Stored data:

↓

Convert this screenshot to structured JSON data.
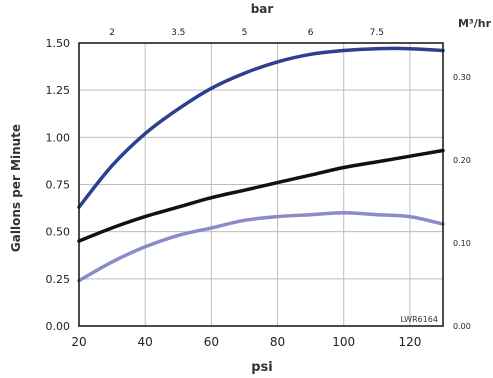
{
  "chart_data": {
    "type": "line",
    "xlabel": "psi",
    "ylabel": "Gallons per Minute",
    "top_axis_label": "bar",
    "right_axis_label": "M³/hr",
    "xlim": [
      20,
      130
    ],
    "ylim": [
      0,
      1.5
    ],
    "x_ticks": [
      "20",
      "40",
      "60",
      "80",
      "100",
      "120"
    ],
    "y_ticks": [
      "0.00",
      "0.25",
      "0.50",
      "0.75",
      "1.00",
      "1.25",
      "1.50"
    ],
    "top_ticks": [
      {
        "label": "2",
        "psi": 30
      },
      {
        "label": "3.5",
        "psi": 50
      },
      {
        "label": "5",
        "psi": 70
      },
      {
        "label": "6",
        "psi": 90
      },
      {
        "label": "7.5",
        "psi": 110
      }
    ],
    "right_ticks": [
      {
        "label": "0.00",
        "gpm": 0.0
      },
      {
        "label": "0.10",
        "gpm": 0.44
      },
      {
        "label": "0.20",
        "gpm": 0.88
      },
      {
        "label": "0.30",
        "gpm": 1.32
      }
    ],
    "annotation": "LWR6164",
    "grid": true,
    "series": [
      {
        "color": "#2f3f8f",
        "x": [
          20,
          30,
          40,
          50,
          60,
          70,
          80,
          90,
          100,
          110,
          120,
          130
        ],
        "y": [
          0.63,
          0.85,
          1.02,
          1.15,
          1.26,
          1.34,
          1.4,
          1.44,
          1.46,
          1.47,
          1.47,
          1.46
        ]
      },
      {
        "color": "#111111",
        "x": [
          20,
          30,
          40,
          50,
          60,
          70,
          80,
          90,
          100,
          110,
          120,
          130
        ],
        "y": [
          0.45,
          0.52,
          0.58,
          0.63,
          0.68,
          0.72,
          0.76,
          0.8,
          0.84,
          0.87,
          0.9,
          0.93
        ]
      },
      {
        "color": "#8a8cc8",
        "x": [
          20,
          30,
          40,
          50,
          60,
          70,
          80,
          90,
          100,
          110,
          120,
          130
        ],
        "y": [
          0.24,
          0.34,
          0.42,
          0.48,
          0.52,
          0.56,
          0.58,
          0.59,
          0.6,
          0.59,
          0.58,
          0.54
        ]
      }
    ]
  }
}
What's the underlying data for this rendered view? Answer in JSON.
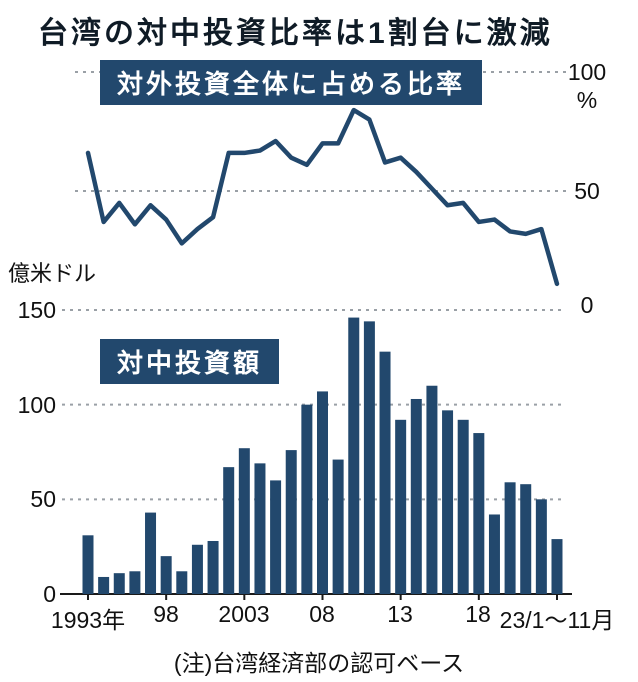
{
  "page": {
    "title": "台湾の対中投資比率は1割台に激減",
    "note": "(注)台湾経済部の認可ベース"
  },
  "colors": {
    "navy": "#22486d",
    "grid": "#9aa0a6",
    "axis": "#1a1a1a"
  },
  "chart_data": [
    {
      "type": "line",
      "title": "対外投資全体に占める比率",
      "unit": "%",
      "ylim": [
        0,
        100
      ],
      "yticks": [
        0,
        50,
        100
      ],
      "ytick_labels": [
        "0",
        "50",
        "100"
      ],
      "axis_side": "right",
      "grid": "dashed",
      "x": [
        1993,
        1994,
        1995,
        1996,
        1997,
        1998,
        1999,
        2000,
        2001,
        2002,
        2003,
        2004,
        2005,
        2006,
        2007,
        2008,
        2009,
        2010,
        2011,
        2012,
        2013,
        2014,
        2015,
        2016,
        2017,
        2018,
        2019,
        2020,
        2021,
        2022,
        2023
      ],
      "values": [
        66,
        37,
        45,
        36,
        44,
        38,
        28,
        34,
        39,
        66,
        66,
        67,
        71,
        64,
        61,
        70,
        70,
        84,
        80,
        62,
        64,
        58,
        51,
        44,
        45,
        37,
        38,
        33,
        32,
        34,
        11
      ]
    },
    {
      "type": "bar",
      "title": "対中投資額",
      "ylabel": "億米ドル",
      "ylim": [
        0,
        150
      ],
      "yticks": [
        0,
        50,
        100,
        150
      ],
      "ytick_labels": [
        "0",
        "50",
        "100",
        "150"
      ],
      "xtick_labels": [
        "1993年",
        "98",
        "2003",
        "08",
        "13",
        "18",
        "23/1～11月"
      ],
      "xtick_years": [
        1993,
        1998,
        2003,
        2008,
        2013,
        2018,
        2023
      ],
      "x": [
        1993,
        1994,
        1995,
        1996,
        1997,
        1998,
        1999,
        2000,
        2001,
        2002,
        2003,
        2004,
        2005,
        2006,
        2007,
        2008,
        2009,
        2010,
        2011,
        2012,
        2013,
        2014,
        2015,
        2016,
        2017,
        2018,
        2019,
        2020,
        2021,
        2022,
        2023
      ],
      "values": [
        31,
        9,
        11,
        12,
        43,
        20,
        12,
        26,
        28,
        67,
        77,
        69,
        60,
        76,
        100,
        107,
        71,
        146,
        144,
        128,
        92,
        103,
        110,
        97,
        92,
        85,
        42,
        59,
        58,
        50,
        29
      ]
    }
  ]
}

↑

Directive:
Write out the material above again, word for word, minus its pictures.

Solution for this exercise:
Convert this screenshot to structured JSON data.
{
  "chart_data": {
    "type": "line",
    "xlabel": "psi",
    "ylabel": "Gallons per Minute",
    "top_axis_label": "bar",
    "right_axis_label": "M³/hr",
    "xlim": [
      20,
      130
    ],
    "ylim": [
      0,
      1.5
    ],
    "x_ticks": [
      "20",
      "40",
      "60",
      "80",
      "100",
      "120"
    ],
    "y_ticks": [
      "0.00",
      "0.25",
      "0.50",
      "0.75",
      "1.00",
      "1.25",
      "1.50"
    ],
    "top_ticks": [
      {
        "label": "2",
        "psi": 30
      },
      {
        "label": "3.5",
        "psi": 50
      },
      {
        "label": "5",
        "psi": 70
      },
      {
        "label": "6",
        "psi": 90
      },
      {
        "label": "7.5",
        "psi": 110
      }
    ],
    "right_ticks": [
      {
        "label": "0.00",
        "gpm": 0.0
      },
      {
        "label": "0.10",
        "gpm": 0.44
      },
      {
        "label": "0.20",
        "gpm": 0.88
      },
      {
        "label": "0.30",
        "gpm": 1.32
      }
    ],
    "annotation": "LWR6164",
    "grid": true,
    "series": [
      {
        "color": "#2f3f8f",
        "x": [
          20,
          30,
          40,
          50,
          60,
          70,
          80,
          90,
          100,
          110,
          120,
          130
        ],
        "y": [
          0.63,
          0.85,
          1.02,
          1.15,
          1.26,
          1.34,
          1.4,
          1.44,
          1.46,
          1.47,
          1.47,
          1.46
        ]
      },
      {
        "color": "#111111",
        "x": [
          20,
          30,
          40,
          50,
          60,
          70,
          80,
          90,
          100,
          110,
          120,
          130
        ],
        "y": [
          0.45,
          0.52,
          0.58,
          0.63,
          0.68,
          0.72,
          0.76,
          0.8,
          0.84,
          0.87,
          0.9,
          0.93
        ]
      },
      {
        "color": "#8a8cc8",
        "x": [
          20,
          30,
          40,
          50,
          60,
          70,
          80,
          90,
          100,
          110,
          120,
          130
        ],
        "y": [
          0.24,
          0.34,
          0.42,
          0.48,
          0.52,
          0.56,
          0.58,
          0.59,
          0.6,
          0.59,
          0.58,
          0.54
        ]
      }
    ]
  }
}
What's the underlying data for this rendered view? Answer in JSON.
{
  "page": {
    "title": "台湾の対中投資比率は1割台に激減",
    "note": "(注)台湾経済部の認可ベース"
  },
  "colors": {
    "navy": "#22486d",
    "grid": "#9aa0a6",
    "axis": "#1a1a1a"
  },
  "chart_data": [
    {
      "type": "line",
      "title": "対外投資全体に占める比率",
      "unit": "%",
      "ylim": [
        0,
        100
      ],
      "yticks": [
        0,
        50,
        100
      ],
      "ytick_labels": [
        "0",
        "50",
        "100"
      ],
      "axis_side": "right",
      "grid": "dashed",
      "x": [
        1993,
        1994,
        1995,
        1996,
        1997,
        1998,
        1999,
        2000,
        2001,
        2002,
        2003,
        2004,
        2005,
        2006,
        2007,
        2008,
        2009,
        2010,
        2011,
        2012,
        2013,
        2014,
        2015,
        2016,
        2017,
        2018,
        2019,
        2020,
        2021,
        2022,
        2023
      ],
      "values": [
        66,
        37,
        45,
        36,
        44,
        38,
        28,
        34,
        39,
        66,
        66,
        67,
        71,
        64,
        61,
        70,
        70,
        84,
        80,
        62,
        64,
        58,
        51,
        44,
        45,
        37,
        38,
        33,
        32,
        34,
        11
      ]
    },
    {
      "type": "bar",
      "title": "対中投資額",
      "ylabel": "億米ドル",
      "ylim": [
        0,
        150
      ],
      "yticks": [
        0,
        50,
        100,
        150
      ],
      "ytick_labels": [
        "0",
        "50",
        "100",
        "150"
      ],
      "xtick_labels": [
        "1993年",
        "98",
        "2003",
        "08",
        "13",
        "18",
        "23/1～11月"
      ],
      "xtick_years": [
        1993,
        1998,
        2003,
        2008,
        2013,
        2018,
        2023
      ],
      "x": [
        1993,
        1994,
        1995,
        1996,
        1997,
        1998,
        1999,
        2000,
        2001,
        2002,
        2003,
        2004,
        2005,
        2006,
        2007,
        2008,
        2009,
        2010,
        2011,
        2012,
        2013,
        2014,
        2015,
        2016,
        2017,
        2018,
        2019,
        2020,
        2021,
        2022,
        2023
      ],
      "values": [
        31,
        9,
        11,
        12,
        43,
        20,
        12,
        26,
        28,
        67,
        77,
        69,
        60,
        76,
        100,
        107,
        71,
        146,
        144,
        128,
        92,
        103,
        110,
        97,
        92,
        85,
        42,
        59,
        58,
        50,
        29
      ]
    }
  ]
}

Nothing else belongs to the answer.